**Data supplied**
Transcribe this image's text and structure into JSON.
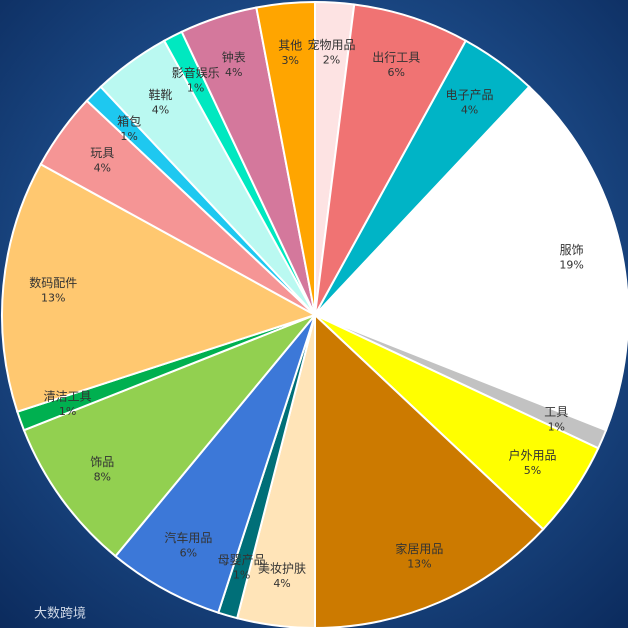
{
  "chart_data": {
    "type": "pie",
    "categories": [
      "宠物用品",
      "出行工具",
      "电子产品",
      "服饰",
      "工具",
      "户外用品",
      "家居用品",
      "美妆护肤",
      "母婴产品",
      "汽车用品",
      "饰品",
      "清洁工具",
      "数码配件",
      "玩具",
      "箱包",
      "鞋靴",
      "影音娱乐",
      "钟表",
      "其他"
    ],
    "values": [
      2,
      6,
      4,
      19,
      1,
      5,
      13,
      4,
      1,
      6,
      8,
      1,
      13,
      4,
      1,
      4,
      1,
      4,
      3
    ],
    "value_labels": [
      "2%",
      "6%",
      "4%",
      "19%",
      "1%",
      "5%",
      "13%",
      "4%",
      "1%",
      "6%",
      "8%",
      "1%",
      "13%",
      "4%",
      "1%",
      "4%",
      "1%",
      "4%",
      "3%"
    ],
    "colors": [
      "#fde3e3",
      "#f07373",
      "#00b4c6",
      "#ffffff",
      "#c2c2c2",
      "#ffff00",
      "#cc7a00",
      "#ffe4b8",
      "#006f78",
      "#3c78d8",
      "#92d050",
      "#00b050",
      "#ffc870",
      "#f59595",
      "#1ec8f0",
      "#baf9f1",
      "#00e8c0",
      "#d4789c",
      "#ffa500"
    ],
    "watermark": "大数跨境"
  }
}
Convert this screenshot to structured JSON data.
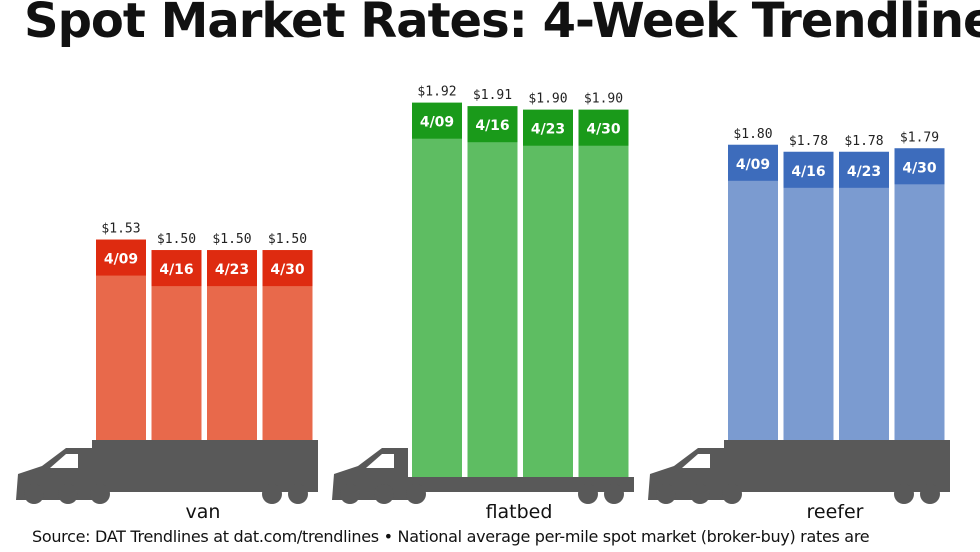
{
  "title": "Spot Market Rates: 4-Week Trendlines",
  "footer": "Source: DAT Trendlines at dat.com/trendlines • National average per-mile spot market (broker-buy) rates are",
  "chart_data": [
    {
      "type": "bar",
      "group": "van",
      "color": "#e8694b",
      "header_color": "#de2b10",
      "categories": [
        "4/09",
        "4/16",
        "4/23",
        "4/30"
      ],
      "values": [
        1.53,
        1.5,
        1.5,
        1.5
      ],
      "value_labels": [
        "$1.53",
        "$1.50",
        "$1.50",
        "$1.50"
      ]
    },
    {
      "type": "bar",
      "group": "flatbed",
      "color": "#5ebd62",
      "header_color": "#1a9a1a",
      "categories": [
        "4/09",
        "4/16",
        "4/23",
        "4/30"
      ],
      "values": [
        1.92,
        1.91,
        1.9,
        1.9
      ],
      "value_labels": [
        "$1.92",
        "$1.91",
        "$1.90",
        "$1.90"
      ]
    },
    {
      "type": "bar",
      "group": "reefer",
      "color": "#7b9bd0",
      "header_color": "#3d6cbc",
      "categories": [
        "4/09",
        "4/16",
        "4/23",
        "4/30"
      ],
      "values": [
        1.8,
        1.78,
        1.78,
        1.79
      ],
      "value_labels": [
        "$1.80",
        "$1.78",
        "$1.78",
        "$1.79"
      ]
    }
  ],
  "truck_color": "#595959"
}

**The request**
Skip the images and write out the rest of the listing exactly.

**Written response**
Transcribe this image's text and structure into JSON.
{
  "chart_data": {
    "type": "pie",
    "categories": [
      "宠物用品",
      "出行工具",
      "电子产品",
      "服饰",
      "工具",
      "户外用品",
      "家居用品",
      "美妆护肤",
      "母婴产品",
      "汽车用品",
      "饰品",
      "清洁工具",
      "数码配件",
      "玩具",
      "箱包",
      "鞋靴",
      "影音娱乐",
      "钟表",
      "其他"
    ],
    "values": [
      2,
      6,
      4,
      19,
      1,
      5,
      13,
      4,
      1,
      6,
      8,
      1,
      13,
      4,
      1,
      4,
      1,
      4,
      3
    ],
    "value_labels": [
      "2%",
      "6%",
      "4%",
      "19%",
      "1%",
      "5%",
      "13%",
      "4%",
      "1%",
      "6%",
      "8%",
      "1%",
      "13%",
      "4%",
      "1%",
      "4%",
      "1%",
      "4%",
      "3%"
    ],
    "colors": [
      "#fde3e3",
      "#f07373",
      "#00b4c6",
      "#ffffff",
      "#c2c2c2",
      "#ffff00",
      "#cc7a00",
      "#ffe4b8",
      "#006f78",
      "#3c78d8",
      "#92d050",
      "#00b050",
      "#ffc870",
      "#f59595",
      "#1ec8f0",
      "#baf9f1",
      "#00e8c0",
      "#d4789c",
      "#ffa500"
    ],
    "watermark": "大数跨境"
  }
}
Convert this screenshot to structured JSON data.
{
  "title": "Spot Market Rates: 4-Week Trendlines",
  "footer": "Source: DAT Trendlines at dat.com/trendlines • National average per-mile spot market (broker-buy) rates are",
  "chart_data": [
    {
      "type": "bar",
      "group": "van",
      "color": "#e8694b",
      "header_color": "#de2b10",
      "categories": [
        "4/09",
        "4/16",
        "4/23",
        "4/30"
      ],
      "values": [
        1.53,
        1.5,
        1.5,
        1.5
      ],
      "value_labels": [
        "$1.53",
        "$1.50",
        "$1.50",
        "$1.50"
      ]
    },
    {
      "type": "bar",
      "group": "flatbed",
      "color": "#5ebd62",
      "header_color": "#1a9a1a",
      "categories": [
        "4/09",
        "4/16",
        "4/23",
        "4/30"
      ],
      "values": [
        1.92,
        1.91,
        1.9,
        1.9
      ],
      "value_labels": [
        "$1.92",
        "$1.91",
        "$1.90",
        "$1.90"
      ]
    },
    {
      "type": "bar",
      "group": "reefer",
      "color": "#7b9bd0",
      "header_color": "#3d6cbc",
      "categories": [
        "4/09",
        "4/16",
        "4/23",
        "4/30"
      ],
      "values": [
        1.8,
        1.78,
        1.78,
        1.79
      ],
      "value_labels": [
        "$1.80",
        "$1.78",
        "$1.78",
        "$1.79"
      ]
    }
  ],
  "truck_color": "#595959"
}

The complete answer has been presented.